Provided entries:
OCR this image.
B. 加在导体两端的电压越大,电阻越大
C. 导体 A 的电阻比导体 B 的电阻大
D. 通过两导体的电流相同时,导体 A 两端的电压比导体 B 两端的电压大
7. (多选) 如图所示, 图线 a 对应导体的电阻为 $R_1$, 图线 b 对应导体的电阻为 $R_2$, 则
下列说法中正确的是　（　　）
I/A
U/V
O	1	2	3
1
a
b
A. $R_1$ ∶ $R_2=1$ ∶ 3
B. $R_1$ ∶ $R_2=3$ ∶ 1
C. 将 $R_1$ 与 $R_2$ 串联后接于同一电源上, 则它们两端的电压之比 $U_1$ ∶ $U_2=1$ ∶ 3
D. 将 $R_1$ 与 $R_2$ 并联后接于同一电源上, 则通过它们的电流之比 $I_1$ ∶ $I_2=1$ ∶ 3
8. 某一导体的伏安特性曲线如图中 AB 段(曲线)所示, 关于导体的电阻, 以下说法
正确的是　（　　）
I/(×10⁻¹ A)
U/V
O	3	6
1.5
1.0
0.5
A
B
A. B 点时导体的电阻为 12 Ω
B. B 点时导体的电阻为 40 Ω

Task requirements:
Quote all of the entries verbatim.

Solution to the exercise:
OCR this image.
B. 加在导体两端的电压越大,电阻越大
C. 导体 A 的电阻比导体 B 的电阻大
D. 通过两导体的电流相同时,导体 A 两端的电压比导体 B 两端的电压大
7. (多选) 如图所示, 图线 a 对应导体的电阻为 $R_1$, 图线 b 对应导体的电阻为 $R_2$, 则
下列说法中正确的是　（　　）
I/A
U/V
O	1	2	3
1
a
b
A. $R_1$ ∶ $R_2=1$ ∶ 3
B. $R_1$ ∶ $R_2=3$ ∶ 1
C. 将 $R_1$ 与 $R_2$ 串联后接于同一电源上, 则它们两端的电压之比 $U_1$ ∶ $U_2=1$ ∶ 3
D. 将 $R_1$ 与 $R_2$ 并联后接于同一电源上, 则通过它们的电流之比 $I_1$ ∶ $I_2=1$ ∶ 3
8. 某一导体的伏安特性曲线如图中 AB 段(曲线)所示, 关于导体的电阻, 以下说法
正确的是　（　　）
I/(×10⁻¹ A)
U/V
O	3	6
1.5
1.0
0.5
A
B
A. B 点时导体的电阻为 12 Ω
B. B 点时导体的电阻为 40 Ω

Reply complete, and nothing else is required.